— Objective —
Using the listing below, please gather every line containing the word "cumilative".

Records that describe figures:
++++++++
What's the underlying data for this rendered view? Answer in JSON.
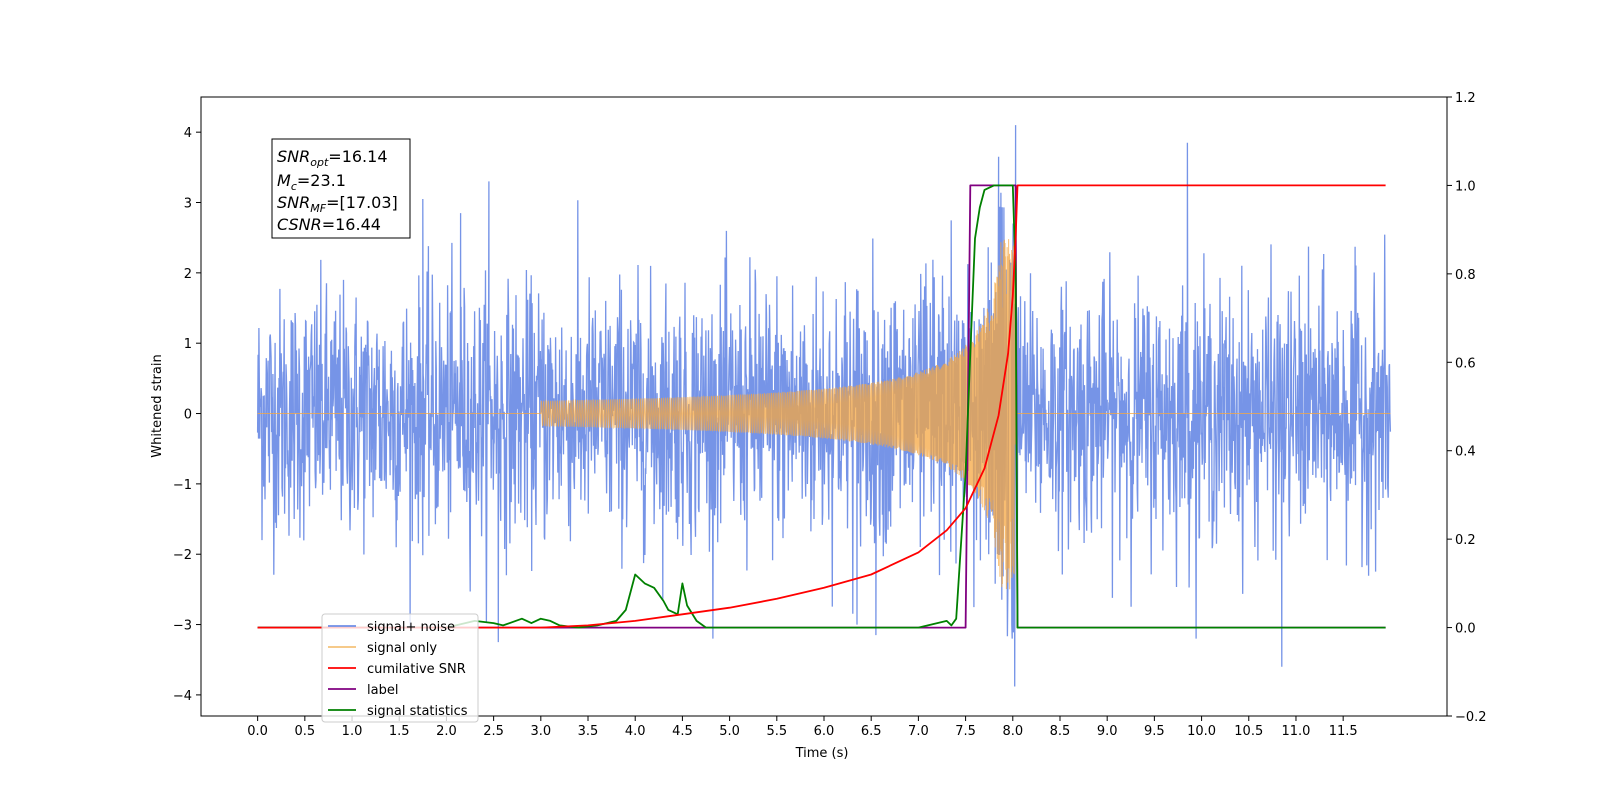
{
  "chart_data": {
    "type": "line",
    "xlabel": "Time (s)",
    "ylabel": "Whitened strain",
    "xlim": [
      -0.6,
      12.6
    ],
    "ylim": [
      -4.3,
      4.5
    ],
    "y2lim": [
      -0.2,
      1.2
    ],
    "x_ticks": [
      "0.0",
      "0.5",
      "1.0",
      "1.5",
      "2.0",
      "2.5",
      "3.0",
      "3.5",
      "4.0",
      "4.5",
      "5.0",
      "5.5",
      "6.0",
      "6.5",
      "7.0",
      "7.5",
      "8.0",
      "8.5",
      "9.0",
      "9.5",
      "10.0",
      "10.5",
      "11.0",
      "11.5"
    ],
    "y_ticks": [
      "4",
      "3",
      "2",
      "1",
      "0",
      "−1",
      "−2",
      "−3",
      "−4"
    ],
    "y2_ticks": [
      "1.2",
      "1.0",
      "0.8",
      "0.6",
      "0.4",
      "0.2",
      "0.0",
      "−0.2"
    ],
    "annotation": {
      "line1_base": "SNR",
      "line1_sub": "opt",
      "line1_value": "=16.14",
      "line2_base": "M",
      "line2_sub": "c",
      "line2_value": "=23.1",
      "line3_base": "SNR",
      "line3_sub": "MF",
      "line3_value": "=[17.03]",
      "line4_base": "CSNR",
      "line4_value": "=16.44"
    },
    "legend": {
      "placement": "lower-left",
      "entries": [
        "signal+ noise",
        "signal only",
        "cumilative SNR",
        "label",
        "signal statistics"
      ]
    },
    "series": [
      {
        "name": "signal+ noise",
        "axis": "left",
        "color": "#6f8ee6",
        "x_range": [
          0,
          12
        ],
        "noise_std": 0.95,
        "outliers": [
          [
            1.75,
            3.05
          ],
          [
            2.15,
            2.85
          ],
          [
            2.45,
            3.3
          ],
          [
            7.85,
            3.65
          ],
          [
            8.03,
            4.1
          ],
          [
            8.02,
            -3.88
          ],
          [
            9.85,
            3.85
          ],
          [
            10.85,
            -3.6
          ],
          [
            6.55,
            -3.15
          ],
          [
            6.35,
            -3.0
          ],
          [
            2.55,
            -3.25
          ]
        ]
      },
      {
        "name": "signal only",
        "axis": "left",
        "color": "#f5a742",
        "chirp_start": 3.0,
        "merger": 8.03,
        "peak_amplitude": 2.5
      },
      {
        "name": "cumilative SNR",
        "axis": "right",
        "color": "#ff0000",
        "x": [
          3.0,
          3.5,
          4.0,
          4.5,
          5.0,
          5.5,
          6.0,
          6.5,
          7.0,
          7.3,
          7.5,
          7.7,
          7.85,
          7.95,
          8.0,
          8.03,
          8.05,
          11.95
        ],
        "y": [
          0.0,
          0.005,
          0.015,
          0.03,
          0.045,
          0.065,
          0.09,
          0.12,
          0.17,
          0.22,
          0.27,
          0.36,
          0.48,
          0.62,
          0.75,
          0.88,
          1.0,
          1.0
        ]
      },
      {
        "name": "label",
        "axis": "right",
        "color": "#800080",
        "x": [
          0.0,
          7.5,
          7.55,
          8.03,
          8.05,
          11.95
        ],
        "y": [
          0.0,
          0.0,
          1.0,
          1.0,
          0.0,
          0.0
        ]
      },
      {
        "name": "signal statistics",
        "axis": "right",
        "color": "#008000",
        "x": [
          0.0,
          2.0,
          2.3,
          2.5,
          2.6,
          2.8,
          2.9,
          3.0,
          3.1,
          3.2,
          3.4,
          3.6,
          3.8,
          3.9,
          4.0,
          4.05,
          4.1,
          4.2,
          4.3,
          4.35,
          4.45,
          4.5,
          4.55,
          4.65,
          4.75,
          4.9,
          7.0,
          7.3,
          7.35,
          7.4,
          7.5,
          7.55,
          7.6,
          7.65,
          7.7,
          7.8,
          7.9,
          8.0,
          8.03,
          8.05,
          11.95
        ],
        "y": [
          0.0,
          0.0,
          0.015,
          0.01,
          0.005,
          0.02,
          0.01,
          0.02,
          0.015,
          0.005,
          0.0,
          0.005,
          0.015,
          0.04,
          0.12,
          0.11,
          0.1,
          0.09,
          0.06,
          0.04,
          0.03,
          0.1,
          0.05,
          0.015,
          0.0,
          0.0,
          0.0,
          0.015,
          0.005,
          0.02,
          0.35,
          0.62,
          0.88,
          0.95,
          0.99,
          1.0,
          1.0,
          1.0,
          0.8,
          0.0,
          0.0
        ]
      }
    ]
  }
}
++++++++
— Full answer —
        "cumilative SNR",
        "name": "cumilative SNR",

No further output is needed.